From the entries below, please gather each line containing the string "marker".

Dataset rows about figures
════════════════

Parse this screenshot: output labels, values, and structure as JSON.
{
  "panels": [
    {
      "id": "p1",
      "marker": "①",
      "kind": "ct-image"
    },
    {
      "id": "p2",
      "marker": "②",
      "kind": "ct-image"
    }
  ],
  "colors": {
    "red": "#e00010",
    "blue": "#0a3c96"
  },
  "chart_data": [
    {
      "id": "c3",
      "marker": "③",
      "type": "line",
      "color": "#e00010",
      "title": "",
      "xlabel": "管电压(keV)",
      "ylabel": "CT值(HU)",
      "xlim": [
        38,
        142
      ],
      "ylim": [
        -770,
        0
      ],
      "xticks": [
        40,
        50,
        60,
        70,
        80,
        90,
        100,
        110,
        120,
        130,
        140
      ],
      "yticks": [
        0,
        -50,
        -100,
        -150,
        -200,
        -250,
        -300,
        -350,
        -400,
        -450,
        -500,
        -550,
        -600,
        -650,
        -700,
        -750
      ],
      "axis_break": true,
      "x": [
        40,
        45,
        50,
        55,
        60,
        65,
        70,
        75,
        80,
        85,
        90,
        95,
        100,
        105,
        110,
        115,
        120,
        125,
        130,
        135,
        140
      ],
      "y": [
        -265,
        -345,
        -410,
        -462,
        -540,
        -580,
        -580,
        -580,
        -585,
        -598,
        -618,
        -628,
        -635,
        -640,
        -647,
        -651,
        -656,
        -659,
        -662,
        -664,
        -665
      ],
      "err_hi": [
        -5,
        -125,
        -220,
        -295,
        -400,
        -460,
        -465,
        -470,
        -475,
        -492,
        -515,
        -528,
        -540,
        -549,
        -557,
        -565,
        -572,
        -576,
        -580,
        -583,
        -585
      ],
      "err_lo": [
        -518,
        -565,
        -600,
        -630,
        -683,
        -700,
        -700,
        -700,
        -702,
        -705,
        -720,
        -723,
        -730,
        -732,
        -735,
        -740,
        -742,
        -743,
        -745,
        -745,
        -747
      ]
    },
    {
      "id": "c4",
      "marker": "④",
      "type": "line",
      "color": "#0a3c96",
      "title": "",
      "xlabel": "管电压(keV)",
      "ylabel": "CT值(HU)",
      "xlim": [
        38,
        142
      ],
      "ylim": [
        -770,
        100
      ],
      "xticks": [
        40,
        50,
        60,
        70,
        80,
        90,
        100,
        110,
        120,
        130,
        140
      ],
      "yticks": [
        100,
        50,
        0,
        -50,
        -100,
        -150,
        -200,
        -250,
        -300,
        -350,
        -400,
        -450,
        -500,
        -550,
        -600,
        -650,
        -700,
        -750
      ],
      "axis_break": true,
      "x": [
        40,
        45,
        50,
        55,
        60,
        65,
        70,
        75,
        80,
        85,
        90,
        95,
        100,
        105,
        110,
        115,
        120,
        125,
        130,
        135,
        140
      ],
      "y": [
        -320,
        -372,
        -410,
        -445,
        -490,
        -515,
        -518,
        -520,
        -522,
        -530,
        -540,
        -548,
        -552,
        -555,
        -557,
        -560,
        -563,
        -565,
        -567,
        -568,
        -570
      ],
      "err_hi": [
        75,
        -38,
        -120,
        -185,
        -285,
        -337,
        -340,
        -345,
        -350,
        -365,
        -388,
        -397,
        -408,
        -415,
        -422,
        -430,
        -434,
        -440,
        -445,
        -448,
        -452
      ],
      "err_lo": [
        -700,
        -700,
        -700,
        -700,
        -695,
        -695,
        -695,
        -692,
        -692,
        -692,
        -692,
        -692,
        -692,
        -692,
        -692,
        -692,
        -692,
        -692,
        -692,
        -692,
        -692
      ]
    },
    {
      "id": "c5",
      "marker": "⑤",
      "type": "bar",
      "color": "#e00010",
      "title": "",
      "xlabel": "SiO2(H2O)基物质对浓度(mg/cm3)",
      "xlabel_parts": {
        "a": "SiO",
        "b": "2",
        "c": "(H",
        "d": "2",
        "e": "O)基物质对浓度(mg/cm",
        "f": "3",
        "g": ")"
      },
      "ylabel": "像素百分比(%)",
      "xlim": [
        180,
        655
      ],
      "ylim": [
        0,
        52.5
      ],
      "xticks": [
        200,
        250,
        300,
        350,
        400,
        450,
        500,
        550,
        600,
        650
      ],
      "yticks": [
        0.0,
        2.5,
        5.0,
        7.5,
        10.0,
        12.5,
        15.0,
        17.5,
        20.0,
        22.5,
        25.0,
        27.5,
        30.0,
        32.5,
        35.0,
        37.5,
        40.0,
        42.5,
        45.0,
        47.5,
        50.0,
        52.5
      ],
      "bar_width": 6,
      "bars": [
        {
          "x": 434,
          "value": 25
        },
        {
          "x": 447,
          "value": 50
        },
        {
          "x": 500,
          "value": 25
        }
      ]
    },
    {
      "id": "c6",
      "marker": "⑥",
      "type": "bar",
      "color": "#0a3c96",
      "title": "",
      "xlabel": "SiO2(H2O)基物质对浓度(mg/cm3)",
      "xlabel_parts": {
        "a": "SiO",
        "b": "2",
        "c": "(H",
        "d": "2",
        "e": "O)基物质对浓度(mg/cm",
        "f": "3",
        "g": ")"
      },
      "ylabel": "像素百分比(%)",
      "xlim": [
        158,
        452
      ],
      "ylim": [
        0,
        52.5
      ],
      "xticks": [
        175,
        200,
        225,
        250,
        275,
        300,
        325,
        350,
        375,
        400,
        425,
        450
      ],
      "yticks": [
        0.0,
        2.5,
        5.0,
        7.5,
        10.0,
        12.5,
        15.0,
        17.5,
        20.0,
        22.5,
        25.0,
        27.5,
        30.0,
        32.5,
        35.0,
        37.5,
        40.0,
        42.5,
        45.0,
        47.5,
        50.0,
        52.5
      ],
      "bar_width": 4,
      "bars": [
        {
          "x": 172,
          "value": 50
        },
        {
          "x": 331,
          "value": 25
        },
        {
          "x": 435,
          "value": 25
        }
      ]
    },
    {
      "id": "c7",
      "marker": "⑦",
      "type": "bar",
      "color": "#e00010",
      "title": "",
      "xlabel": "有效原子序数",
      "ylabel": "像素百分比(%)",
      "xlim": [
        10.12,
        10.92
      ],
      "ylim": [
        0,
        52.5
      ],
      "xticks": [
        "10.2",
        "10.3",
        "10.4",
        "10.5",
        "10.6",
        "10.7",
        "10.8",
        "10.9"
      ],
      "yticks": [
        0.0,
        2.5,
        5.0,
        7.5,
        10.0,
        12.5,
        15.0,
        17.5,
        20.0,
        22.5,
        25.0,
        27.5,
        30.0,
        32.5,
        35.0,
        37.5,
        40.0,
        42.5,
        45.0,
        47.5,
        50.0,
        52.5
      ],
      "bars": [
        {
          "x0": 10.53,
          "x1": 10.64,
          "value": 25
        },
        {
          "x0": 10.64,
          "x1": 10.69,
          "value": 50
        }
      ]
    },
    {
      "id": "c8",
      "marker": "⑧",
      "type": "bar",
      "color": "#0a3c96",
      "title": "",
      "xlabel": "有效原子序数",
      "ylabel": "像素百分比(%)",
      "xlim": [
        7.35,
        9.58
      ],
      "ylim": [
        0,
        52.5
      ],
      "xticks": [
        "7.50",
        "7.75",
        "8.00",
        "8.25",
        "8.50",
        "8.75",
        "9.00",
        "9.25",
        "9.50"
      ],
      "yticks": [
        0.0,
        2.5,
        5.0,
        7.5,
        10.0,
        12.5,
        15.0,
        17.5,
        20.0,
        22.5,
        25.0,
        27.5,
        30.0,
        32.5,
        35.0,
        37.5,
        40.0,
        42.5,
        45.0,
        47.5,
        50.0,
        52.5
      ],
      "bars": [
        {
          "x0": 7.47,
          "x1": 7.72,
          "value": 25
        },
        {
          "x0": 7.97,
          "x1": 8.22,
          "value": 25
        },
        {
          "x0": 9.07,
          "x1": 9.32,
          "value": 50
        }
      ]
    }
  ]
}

════════════════

Written answer >>
      "marker": "①",
      "marker": "②",
      "marker": "③",
      "marker": "④",
      "marker": "⑤",
      "marker": "⑥",
      "marker": "⑦",
      "marker": "⑧",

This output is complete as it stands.